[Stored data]

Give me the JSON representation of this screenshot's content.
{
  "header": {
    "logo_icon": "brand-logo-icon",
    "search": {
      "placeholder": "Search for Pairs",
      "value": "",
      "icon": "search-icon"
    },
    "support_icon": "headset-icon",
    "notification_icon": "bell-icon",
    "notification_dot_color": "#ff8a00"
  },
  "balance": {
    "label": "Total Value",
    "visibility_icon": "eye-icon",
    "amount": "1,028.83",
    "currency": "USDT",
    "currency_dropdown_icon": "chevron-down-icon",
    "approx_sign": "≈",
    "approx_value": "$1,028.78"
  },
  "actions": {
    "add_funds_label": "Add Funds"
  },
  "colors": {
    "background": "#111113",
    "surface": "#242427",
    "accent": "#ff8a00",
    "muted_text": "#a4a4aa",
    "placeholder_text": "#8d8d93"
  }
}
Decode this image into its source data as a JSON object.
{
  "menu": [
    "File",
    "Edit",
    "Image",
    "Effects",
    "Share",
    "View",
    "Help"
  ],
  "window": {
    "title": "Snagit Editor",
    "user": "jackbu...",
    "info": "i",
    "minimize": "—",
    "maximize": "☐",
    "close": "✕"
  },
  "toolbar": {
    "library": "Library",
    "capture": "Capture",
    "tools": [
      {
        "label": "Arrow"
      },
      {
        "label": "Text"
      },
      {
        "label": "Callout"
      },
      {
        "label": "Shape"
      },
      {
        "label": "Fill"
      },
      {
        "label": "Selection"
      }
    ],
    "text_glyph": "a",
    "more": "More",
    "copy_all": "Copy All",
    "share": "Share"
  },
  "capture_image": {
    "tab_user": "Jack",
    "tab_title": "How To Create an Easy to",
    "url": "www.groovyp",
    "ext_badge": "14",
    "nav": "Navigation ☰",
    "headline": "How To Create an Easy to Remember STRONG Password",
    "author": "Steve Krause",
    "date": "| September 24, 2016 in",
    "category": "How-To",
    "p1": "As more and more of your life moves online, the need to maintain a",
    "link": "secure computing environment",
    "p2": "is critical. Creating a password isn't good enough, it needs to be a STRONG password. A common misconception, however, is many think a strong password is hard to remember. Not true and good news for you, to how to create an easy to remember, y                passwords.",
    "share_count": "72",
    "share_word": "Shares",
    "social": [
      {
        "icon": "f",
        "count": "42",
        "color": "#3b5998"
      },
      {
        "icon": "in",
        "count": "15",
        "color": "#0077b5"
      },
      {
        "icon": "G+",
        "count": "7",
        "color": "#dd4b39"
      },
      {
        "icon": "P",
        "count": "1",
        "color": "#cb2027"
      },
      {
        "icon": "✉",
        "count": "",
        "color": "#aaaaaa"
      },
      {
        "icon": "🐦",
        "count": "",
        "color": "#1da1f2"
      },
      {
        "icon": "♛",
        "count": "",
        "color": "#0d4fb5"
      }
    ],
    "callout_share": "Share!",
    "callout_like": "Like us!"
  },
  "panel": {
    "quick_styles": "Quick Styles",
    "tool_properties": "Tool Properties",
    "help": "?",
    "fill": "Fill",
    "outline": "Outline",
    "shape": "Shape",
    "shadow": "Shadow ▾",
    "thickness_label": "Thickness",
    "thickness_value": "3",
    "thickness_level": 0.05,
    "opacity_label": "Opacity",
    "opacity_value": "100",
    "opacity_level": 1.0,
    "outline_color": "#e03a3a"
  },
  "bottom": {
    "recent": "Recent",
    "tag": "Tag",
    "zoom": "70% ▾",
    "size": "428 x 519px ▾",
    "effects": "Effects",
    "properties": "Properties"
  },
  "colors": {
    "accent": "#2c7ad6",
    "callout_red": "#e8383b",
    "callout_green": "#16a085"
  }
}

THE TASK | Recite the full listing above exactly.

RESULT OF THIS TASK |
Give me the JSON representation of this screenshot's content.
{
  "header": {
    "logo_icon": "brand-logo-icon",
    "search": {
      "placeholder": "Search for Pairs",
      "value": "",
      "icon": "search-icon"
    },
    "support_icon": "headset-icon",
    "notification_icon": "bell-icon",
    "notification_dot_color": "#ff8a00"
  },
  "balance": {
    "label": "Total Value",
    "visibility_icon": "eye-icon",
    "amount": "1,028.83",
    "currency": "USDT",
    "currency_dropdown_icon": "chevron-down-icon",
    "approx_sign": "≈",
    "approx_value": "$1,028.78"
  },
  "actions": {
    "add_funds_label": "Add Funds"
  },
  "colors": {
    "background": "#111113",
    "surface": "#242427",
    "accent": "#ff8a00",
    "muted_text": "#a4a4aa",
    "placeholder_text": "#8d8d93"
  }
}
Decode this image into its source data as a JSON object.
{
  "menu": [
    "File",
    "Edit",
    "Image",
    "Effects",
    "Share",
    "View",
    "Help"
  ],
  "window": {
    "title": "Snagit Editor",
    "user": "jackbu...",
    "info": "i",
    "minimize": "—",
    "maximize": "☐",
    "close": "✕"
  },
  "toolbar": {
    "library": "Library",
    "capture": "Capture",
    "tools": [
      {
        "label": "Arrow"
      },
      {
        "label": "Text"
      },
      {
        "label": "Callout"
      },
      {
        "label": "Shape"
      },
      {
        "label": "Fill"
      },
      {
        "label": "Selection"
      }
    ],
    "text_glyph": "a",
    "more": "More",
    "copy_all": "Copy All",
    "share": "Share"
  },
  "capture_image": {
    "tab_user": "Jack",
    "tab_title": "How To Create an Easy to",
    "url": "www.groovyp",
    "ext_badge": "14",
    "nav": "Navigation ☰",
    "headline": "How To Create an Easy to Remember STRONG Password",
    "author": "Steve Krause",
    "date": "| September 24, 2016 in",
    "category": "How-To",
    "p1": "As more and more of your life moves online, the need to maintain a",
    "link": "secure computing environment",
    "p2": "is critical. Creating a password isn't good enough, it needs to be a STRONG password. A common misconception, however, is many think a strong password is hard to remember. Not true and good news for you, to how to create an easy to remember, y                passwords.",
    "share_count": "72",
    "share_word": "Shares",
    "social": [
      {
        "icon": "f",
        "count": "42",
        "color": "#3b5998"
      },
      {
        "icon": "in",
        "count": "15",
        "color": "#0077b5"
      },
      {
        "icon": "G+",
        "count": "7",
        "color": "#dd4b39"
      },
      {
        "icon": "P",
        "count": "1",
        "color": "#cb2027"
      },
      {
        "icon": "✉",
        "count": "",
        "color": "#aaaaaa"
      },
      {
        "icon": "🐦",
        "count": "",
        "color": "#1da1f2"
      },
      {
        "icon": "♛",
        "count": "",
        "color": "#0d4fb5"
      }
    ],
    "callout_share": "Share!",
    "callout_like": "Like us!"
  },
  "panel": {
    "quick_styles": "Quick Styles",
    "tool_properties": "Tool Properties",
    "help": "?",
    "fill": "Fill",
    "outline": "Outline",
    "shape": "Shape",
    "shadow": "Shadow ▾",
    "thickness_label": "Thickness",
    "thickness_value": "3",
    "thickness_level": 0.05,
    "opacity_label": "Opacity",
    "opacity_value": "100",
    "opacity_level": 1.0,
    "outline_color": "#e03a3a"
  },
  "bottom": {
    "recent": "Recent",
    "tag": "Tag",
    "zoom": "70% ▾",
    "size": "428 x 519px ▾",
    "effects": "Effects",
    "properties": "Properties"
  },
  "colors": {
    "accent": "#2c7ad6",
    "callout_red": "#e8383b",
    "callout_green": "#16a085"
  }
}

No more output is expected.